Problem description: Turn every line of the records below into a Markdown table with two columns, Row for the row number and Entry for the line itself. Skip blank lines and leave the pictures out.

[A run of records]

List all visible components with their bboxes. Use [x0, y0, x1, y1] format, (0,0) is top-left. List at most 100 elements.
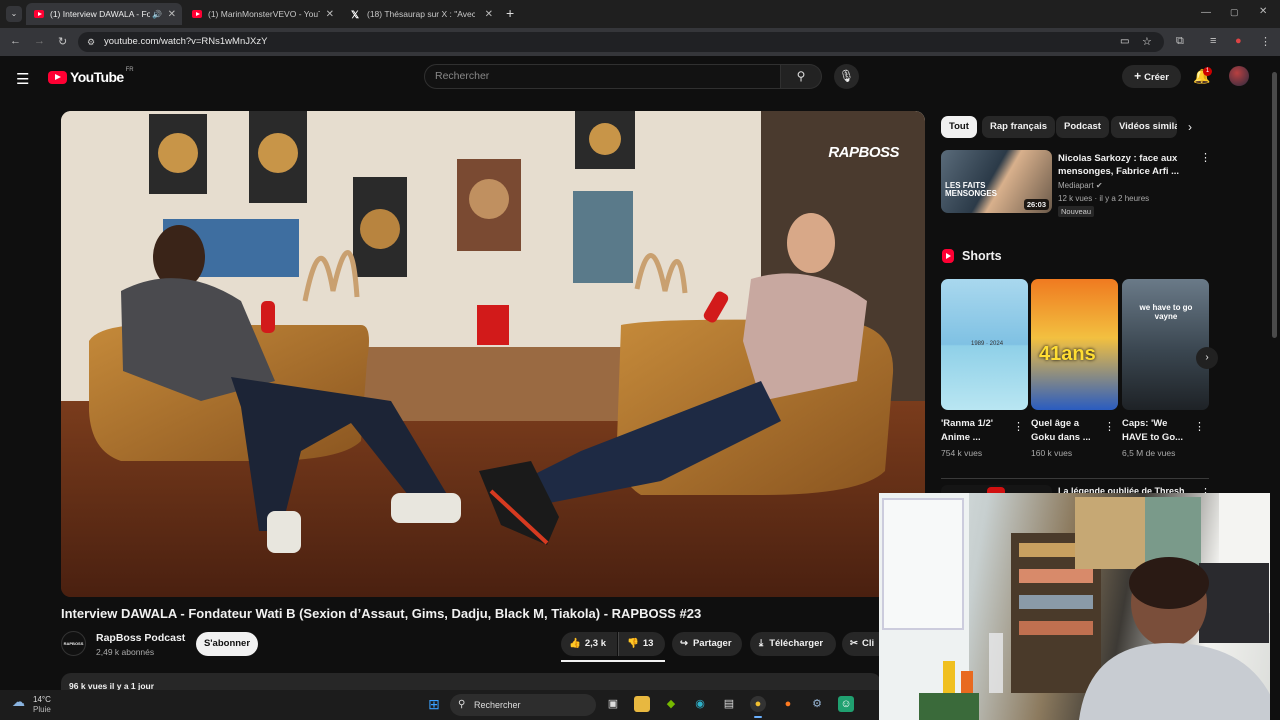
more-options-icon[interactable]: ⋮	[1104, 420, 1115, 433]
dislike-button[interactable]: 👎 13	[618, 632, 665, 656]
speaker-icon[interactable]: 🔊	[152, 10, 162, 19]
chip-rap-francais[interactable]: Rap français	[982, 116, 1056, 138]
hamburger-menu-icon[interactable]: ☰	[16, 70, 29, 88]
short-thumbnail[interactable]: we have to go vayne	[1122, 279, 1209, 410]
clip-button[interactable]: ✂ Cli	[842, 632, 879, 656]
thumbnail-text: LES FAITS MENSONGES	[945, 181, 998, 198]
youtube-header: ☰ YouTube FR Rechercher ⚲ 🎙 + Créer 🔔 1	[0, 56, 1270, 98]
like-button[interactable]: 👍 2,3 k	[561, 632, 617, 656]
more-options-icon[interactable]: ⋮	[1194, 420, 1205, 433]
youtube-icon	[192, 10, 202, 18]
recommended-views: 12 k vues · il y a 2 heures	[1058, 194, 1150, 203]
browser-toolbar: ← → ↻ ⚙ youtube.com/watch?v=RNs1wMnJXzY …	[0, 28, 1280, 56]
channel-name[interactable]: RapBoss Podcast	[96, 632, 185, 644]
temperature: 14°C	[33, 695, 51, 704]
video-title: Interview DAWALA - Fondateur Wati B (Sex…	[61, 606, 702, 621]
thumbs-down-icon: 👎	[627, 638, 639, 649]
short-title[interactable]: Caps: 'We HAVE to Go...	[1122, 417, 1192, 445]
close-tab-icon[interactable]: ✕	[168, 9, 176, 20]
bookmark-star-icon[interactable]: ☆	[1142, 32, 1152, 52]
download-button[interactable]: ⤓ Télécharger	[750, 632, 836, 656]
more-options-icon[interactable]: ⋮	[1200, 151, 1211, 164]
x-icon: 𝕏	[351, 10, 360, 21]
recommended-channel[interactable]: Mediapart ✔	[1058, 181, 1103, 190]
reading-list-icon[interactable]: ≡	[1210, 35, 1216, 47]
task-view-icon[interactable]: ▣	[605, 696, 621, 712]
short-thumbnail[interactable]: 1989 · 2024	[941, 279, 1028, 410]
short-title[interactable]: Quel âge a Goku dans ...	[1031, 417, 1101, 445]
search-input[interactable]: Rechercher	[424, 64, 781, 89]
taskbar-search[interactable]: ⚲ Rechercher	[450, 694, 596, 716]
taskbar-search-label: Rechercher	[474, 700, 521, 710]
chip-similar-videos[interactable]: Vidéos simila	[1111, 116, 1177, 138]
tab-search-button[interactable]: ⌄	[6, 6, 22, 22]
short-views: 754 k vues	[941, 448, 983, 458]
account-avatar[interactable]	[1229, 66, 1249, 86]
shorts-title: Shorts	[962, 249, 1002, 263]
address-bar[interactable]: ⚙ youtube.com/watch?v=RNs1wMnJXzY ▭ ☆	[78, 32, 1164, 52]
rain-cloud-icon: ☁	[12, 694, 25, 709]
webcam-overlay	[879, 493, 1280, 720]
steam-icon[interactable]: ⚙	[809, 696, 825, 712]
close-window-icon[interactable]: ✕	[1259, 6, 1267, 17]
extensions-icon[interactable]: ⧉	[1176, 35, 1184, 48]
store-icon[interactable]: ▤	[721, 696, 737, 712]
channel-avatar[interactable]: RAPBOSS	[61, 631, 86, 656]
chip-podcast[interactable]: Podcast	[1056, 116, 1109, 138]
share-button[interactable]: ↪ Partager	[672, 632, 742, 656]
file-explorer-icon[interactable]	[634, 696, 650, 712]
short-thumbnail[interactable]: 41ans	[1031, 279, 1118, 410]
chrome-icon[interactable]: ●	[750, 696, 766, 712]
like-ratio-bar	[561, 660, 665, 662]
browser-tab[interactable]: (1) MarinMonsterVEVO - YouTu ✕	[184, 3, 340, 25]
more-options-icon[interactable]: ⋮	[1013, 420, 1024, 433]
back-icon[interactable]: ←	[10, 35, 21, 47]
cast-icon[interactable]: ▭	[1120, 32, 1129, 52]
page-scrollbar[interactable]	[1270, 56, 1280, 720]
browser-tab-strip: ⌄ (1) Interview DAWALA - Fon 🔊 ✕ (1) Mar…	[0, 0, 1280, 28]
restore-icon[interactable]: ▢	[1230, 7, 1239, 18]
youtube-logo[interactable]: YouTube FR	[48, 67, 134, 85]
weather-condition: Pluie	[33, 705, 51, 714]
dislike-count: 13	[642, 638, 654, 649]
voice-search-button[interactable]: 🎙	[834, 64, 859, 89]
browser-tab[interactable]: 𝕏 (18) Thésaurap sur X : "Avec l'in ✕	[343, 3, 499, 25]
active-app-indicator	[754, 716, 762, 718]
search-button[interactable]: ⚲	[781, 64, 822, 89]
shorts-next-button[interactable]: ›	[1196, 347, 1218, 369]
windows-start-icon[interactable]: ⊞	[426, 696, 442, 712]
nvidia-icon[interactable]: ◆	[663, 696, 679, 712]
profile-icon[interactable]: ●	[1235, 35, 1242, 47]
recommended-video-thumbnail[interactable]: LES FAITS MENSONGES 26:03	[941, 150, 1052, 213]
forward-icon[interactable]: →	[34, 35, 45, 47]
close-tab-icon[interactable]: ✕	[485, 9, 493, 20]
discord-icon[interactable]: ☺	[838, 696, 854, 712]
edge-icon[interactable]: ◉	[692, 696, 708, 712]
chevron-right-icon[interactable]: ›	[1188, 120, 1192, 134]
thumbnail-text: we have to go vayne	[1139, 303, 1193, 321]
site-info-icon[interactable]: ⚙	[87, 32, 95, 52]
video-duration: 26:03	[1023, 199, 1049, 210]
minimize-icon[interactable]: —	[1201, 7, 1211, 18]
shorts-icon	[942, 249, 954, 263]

Response to this task:
| Row | Entry |
|---|---|
| 1 | List all visible components with their bboxes. Use [x0, y0, x1, y1] format, (0,0) is top-left. List at most 100 elements. |
| 2 | more-options-icon[interactable]: ⋮	[1104, 420, 1115, 433] |
| 3 | dislike-button[interactable]: 👎 13	[618, 632, 665, 656] |
| 4 | speaker-icon[interactable]: 🔊	[152, 10, 162, 19] |
| 5 | chip-rap-francais[interactable]: Rap français	[982, 116, 1056, 138] |
| 6 | hamburger-menu-icon[interactable]: ☰	[16, 70, 29, 88] |
| 7 | short-thumbnail[interactable]: we have to go vayne	[1122, 279, 1209, 410] |
| 8 | clip-button[interactable]: ✂ Cli	[842, 632, 879, 656] |
| 9 | thumbnail-text: LES FAITS MENSONGES	[945, 181, 998, 198] |
| 10 | youtube-header: ☰ YouTube FR Rechercher ⚲ 🎙 + Créer 🔔 1	[0, 56, 1270, 98] |
| 11 | like-button[interactable]: 👍 2,3 k	[561, 632, 617, 656] |
| 12 | more-options-icon[interactable]: ⋮	[1194, 420, 1205, 433] |
| 13 | youtube-icon	[192, 10, 202, 18] |
| 14 | recommended-views: 12 k vues · il y a 2 heures	[1058, 194, 1150, 203] |
| 15 | browser-toolbar: ← → ↻ ⚙ youtube.com/watch?v=RNs1wMnJXzY …	[0, 28, 1280, 56] |
| 16 | channel-name[interactable]: RapBoss Podcast	[96, 632, 185, 644] |
| 17 | temperature: 14°C	[33, 695, 51, 704] |
| 18 | video-title: Interview DAWALA - Fondateur Wati B (Sex…	[61, 606, 702, 621] |
| 19 | thumbs-down-icon: 👎	[627, 638, 639, 649] |
| 20 | short-title[interactable]: Caps: 'We HAVE to Go...	[1122, 417, 1192, 445] |
| 21 | close-tab-icon[interactable]: ✕	[168, 9, 176, 20] |
| 22 | bookmark-star-icon[interactable]: ☆	[1142, 32, 1152, 52] |
| 23 | download-button[interactable]: ⤓ Télécharger	[750, 632, 836, 656] |
| 24 | more-options-icon[interactable]: ⋮	[1200, 151, 1211, 164] |
| 25 | x-icon: 𝕏	[351, 10, 360, 21] |
| 26 | recommended-channel[interactable]: Mediapart ✔	[1058, 181, 1103, 190] |
| 27 | reading-list-icon[interactable]: ≡	[1210, 35, 1216, 47] |
| 28 | task-view-icon[interactable]: ▣	[605, 696, 621, 712] |
| 29 | short-thumbnail[interactable]: 1989 · 2024	[941, 279, 1028, 410] |
| 30 | short-title[interactable]: Quel âge a Goku dans ...	[1031, 417, 1101, 445] |
| 31 | search-input[interactable]: Rechercher	[424, 64, 781, 89] |
| 32 | taskbar-search[interactable]: ⚲ Rechercher	[450, 694, 596, 716] |
| 33 | taskbar-search-label: Rechercher	[474, 700, 521, 710] |
| 34 | chip-similar-videos[interactable]: Vidéos simila	[1111, 116, 1177, 138] |
| 35 | tab-search-button[interactable]: ⌄	[6, 6, 22, 22] |
| 36 | short-views: 754 k vues	[941, 448, 983, 458] |
| 37 | account-avatar[interactable]	[1229, 66, 1249, 86] |
| 38 | shorts-title: Shorts	[962, 249, 1002, 263] |
| 39 | address-bar[interactable]: ⚙ youtube.com/watch?v=RNs1wMnJXzY ▭ ☆	[78, 32, 1164, 52] |
| 40 | rain-cloud-icon: ☁	[12, 694, 25, 709] |
| 41 | webcam-overlay	[879, 493, 1280, 720] |
| 42 | steam-icon[interactable]: ⚙	[809, 696, 825, 712] |
| 43 | close-window-icon[interactable]: ✕	[1259, 6, 1267, 17] |
| 44 | extensions-icon[interactable]: ⧉	[1176, 35, 1184, 48] |
| 45 | store-icon[interactable]: ▤	[721, 696, 737, 712] |
| 46 | channel-avatar[interactable]: RAPBOSS	[61, 631, 86, 656] |
| 47 | chip-podcast[interactable]: Podcast	[1056, 116, 1109, 138] |
| 48 | share-button[interactable]: ↪ Partager	[672, 632, 742, 656] |
| 49 | file-explorer-icon[interactable]	[634, 696, 650, 712] |
| 50 | short-thumbnail[interactable]: 41ans	[1031, 279, 1118, 410] |
| 51 | chrome-icon[interactable]: ●	[750, 696, 766, 712] |
| 52 | like-ratio-bar	[561, 660, 665, 662] |
| 53 | browser-tab[interactable]: (1) MarinMonsterVEVO - YouTu ✕	[184, 3, 340, 25] |
| 54 | more-options-icon[interactable]: ⋮	[1013, 420, 1024, 433] |
| 55 | back-icon[interactable]: ←	[10, 35, 21, 47] |
| 56 | cast-icon[interactable]: ▭	[1120, 32, 1129, 52] |
| 57 | page-scrollbar[interactable]	[1270, 56, 1280, 720] |
| 58 | browser-tab-strip: ⌄ (1) Interview DAWALA - Fon 🔊 ✕ (1) Mar…	[0, 0, 1280, 28] |
| 59 | restore-icon[interactable]: ▢	[1230, 7, 1239, 18] |
| 60 | youtube-logo[interactable]: YouTube FR	[48, 67, 134, 85] |
| 61 | weather-condition: Pluie	[33, 705, 51, 714] |
| 62 | dislike-count: 13	[642, 638, 654, 649] |
| 63 | voice-search-button[interactable]: 🎙	[834, 64, 859, 89] |
| 64 | browser-tab[interactable]: 𝕏 (18) Thésaurap sur X : "Avec l'in ✕	[343, 3, 499, 25] |
| 65 | active-app-indicator	[754, 716, 762, 718] |
| 66 | search-button[interactable]: ⚲	[781, 64, 822, 89] |
| 67 | shorts-next-button[interactable]: ›	[1196, 347, 1218, 369] |
| 68 | windows-start-icon[interactable]: ⊞	[426, 696, 442, 712] |
| 69 | nvidia-icon[interactable]: ◆	[663, 696, 679, 712] |
| 70 | profile-icon[interactable]: ●	[1235, 35, 1242, 47] |
| 71 | recommended-video-thumbnail[interactable]: LES FAITS MENSONGES 26:03	[941, 150, 1052, 213] |
| 72 | forward-icon[interactable]: →	[34, 35, 45, 47] |
| 73 | close-tab-icon[interactable]: ✕	[485, 9, 493, 20] |
| 74 | discord-icon[interactable]: ☺	[838, 696, 854, 712] |
| 75 | edge-icon[interactable]: ◉	[692, 696, 708, 712] |
| 76 | chevron-right-icon[interactable]: ›	[1188, 120, 1192, 134] |
| 77 | thumbnail-text: we have to go vayne	[1139, 303, 1193, 321] |
| 78 | site-info-icon[interactable]: ⚙	[87, 32, 95, 52] |
| 79 | video-duration: 26:03	[1023, 199, 1049, 210] |
| 80 | minimize-icon[interactable]: —	[1201, 7, 1211, 18] |
| 81 | shorts-icon	[942, 249, 954, 263] |